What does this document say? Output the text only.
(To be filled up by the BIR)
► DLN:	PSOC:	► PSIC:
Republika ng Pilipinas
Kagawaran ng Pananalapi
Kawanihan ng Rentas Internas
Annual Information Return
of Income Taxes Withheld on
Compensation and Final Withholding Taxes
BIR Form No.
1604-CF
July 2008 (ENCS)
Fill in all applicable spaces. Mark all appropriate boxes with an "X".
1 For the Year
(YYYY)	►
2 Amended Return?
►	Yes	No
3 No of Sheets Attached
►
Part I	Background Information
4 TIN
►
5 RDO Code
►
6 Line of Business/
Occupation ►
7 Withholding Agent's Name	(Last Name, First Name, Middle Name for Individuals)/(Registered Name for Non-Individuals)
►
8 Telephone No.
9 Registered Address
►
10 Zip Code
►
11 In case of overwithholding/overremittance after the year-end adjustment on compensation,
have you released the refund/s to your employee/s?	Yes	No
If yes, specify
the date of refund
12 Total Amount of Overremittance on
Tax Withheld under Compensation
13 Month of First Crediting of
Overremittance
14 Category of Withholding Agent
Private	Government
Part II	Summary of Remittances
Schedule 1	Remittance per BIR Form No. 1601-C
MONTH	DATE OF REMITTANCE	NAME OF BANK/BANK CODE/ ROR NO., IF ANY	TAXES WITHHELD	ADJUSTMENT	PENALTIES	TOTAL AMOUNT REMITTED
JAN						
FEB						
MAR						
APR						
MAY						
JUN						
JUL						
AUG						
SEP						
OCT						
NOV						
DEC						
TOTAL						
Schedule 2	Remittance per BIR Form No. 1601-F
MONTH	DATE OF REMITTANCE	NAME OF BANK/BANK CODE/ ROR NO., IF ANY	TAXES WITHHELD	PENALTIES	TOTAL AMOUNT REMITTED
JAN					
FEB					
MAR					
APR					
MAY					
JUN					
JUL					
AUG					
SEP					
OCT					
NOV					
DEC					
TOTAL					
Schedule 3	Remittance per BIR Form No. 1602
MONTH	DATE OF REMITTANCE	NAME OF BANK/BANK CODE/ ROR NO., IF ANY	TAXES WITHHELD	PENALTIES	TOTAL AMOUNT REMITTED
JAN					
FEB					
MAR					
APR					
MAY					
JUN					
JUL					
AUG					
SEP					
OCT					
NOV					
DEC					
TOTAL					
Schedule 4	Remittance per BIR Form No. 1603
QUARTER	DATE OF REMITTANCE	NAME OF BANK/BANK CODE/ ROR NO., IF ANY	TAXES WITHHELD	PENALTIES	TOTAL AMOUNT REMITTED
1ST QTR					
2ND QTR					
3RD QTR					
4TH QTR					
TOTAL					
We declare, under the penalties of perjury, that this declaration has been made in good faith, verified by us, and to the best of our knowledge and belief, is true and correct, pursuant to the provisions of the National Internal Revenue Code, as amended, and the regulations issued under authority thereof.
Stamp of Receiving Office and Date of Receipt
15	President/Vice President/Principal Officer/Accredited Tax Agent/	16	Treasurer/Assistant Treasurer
================================
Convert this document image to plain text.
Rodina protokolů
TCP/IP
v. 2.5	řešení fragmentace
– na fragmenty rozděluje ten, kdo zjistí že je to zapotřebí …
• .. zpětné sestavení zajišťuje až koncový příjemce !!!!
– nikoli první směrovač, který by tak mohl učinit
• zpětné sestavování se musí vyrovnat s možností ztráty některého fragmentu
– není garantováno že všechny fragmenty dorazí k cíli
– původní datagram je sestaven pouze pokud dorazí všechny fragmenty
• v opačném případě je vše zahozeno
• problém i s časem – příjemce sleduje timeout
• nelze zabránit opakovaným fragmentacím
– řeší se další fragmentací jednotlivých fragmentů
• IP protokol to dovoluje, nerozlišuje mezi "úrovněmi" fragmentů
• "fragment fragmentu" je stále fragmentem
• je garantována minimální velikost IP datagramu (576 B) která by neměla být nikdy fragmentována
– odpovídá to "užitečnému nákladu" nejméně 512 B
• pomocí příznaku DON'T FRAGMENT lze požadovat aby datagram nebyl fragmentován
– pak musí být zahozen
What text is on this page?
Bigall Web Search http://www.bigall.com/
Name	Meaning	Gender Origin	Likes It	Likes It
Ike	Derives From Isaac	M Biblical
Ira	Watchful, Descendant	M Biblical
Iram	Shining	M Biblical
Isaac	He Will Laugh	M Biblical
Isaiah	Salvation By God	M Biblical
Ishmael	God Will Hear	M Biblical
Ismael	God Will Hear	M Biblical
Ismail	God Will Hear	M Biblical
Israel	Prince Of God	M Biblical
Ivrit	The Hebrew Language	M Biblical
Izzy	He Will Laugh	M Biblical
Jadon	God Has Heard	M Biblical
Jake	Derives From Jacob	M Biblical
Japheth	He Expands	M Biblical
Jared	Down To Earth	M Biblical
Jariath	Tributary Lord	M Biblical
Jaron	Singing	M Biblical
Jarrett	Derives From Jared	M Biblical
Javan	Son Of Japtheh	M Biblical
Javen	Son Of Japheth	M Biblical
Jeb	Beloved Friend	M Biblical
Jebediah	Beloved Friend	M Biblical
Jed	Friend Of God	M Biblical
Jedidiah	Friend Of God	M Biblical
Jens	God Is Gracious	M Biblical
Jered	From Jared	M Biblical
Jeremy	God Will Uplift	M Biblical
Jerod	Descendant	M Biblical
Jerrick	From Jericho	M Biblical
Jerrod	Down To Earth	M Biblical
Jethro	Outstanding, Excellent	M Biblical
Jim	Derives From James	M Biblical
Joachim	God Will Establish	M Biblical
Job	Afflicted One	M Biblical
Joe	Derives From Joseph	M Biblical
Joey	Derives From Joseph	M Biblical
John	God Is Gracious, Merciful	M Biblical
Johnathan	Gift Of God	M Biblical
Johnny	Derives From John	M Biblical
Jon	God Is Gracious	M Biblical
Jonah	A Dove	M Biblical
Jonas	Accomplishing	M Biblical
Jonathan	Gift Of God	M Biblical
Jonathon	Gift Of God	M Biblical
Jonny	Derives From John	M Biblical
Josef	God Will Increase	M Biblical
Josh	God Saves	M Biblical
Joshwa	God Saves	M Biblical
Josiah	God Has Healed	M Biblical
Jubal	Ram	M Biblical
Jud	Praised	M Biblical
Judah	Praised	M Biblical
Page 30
================================
# Request
State how many lines of the listing include the word "First". Reply with the number alone.

# Result below
2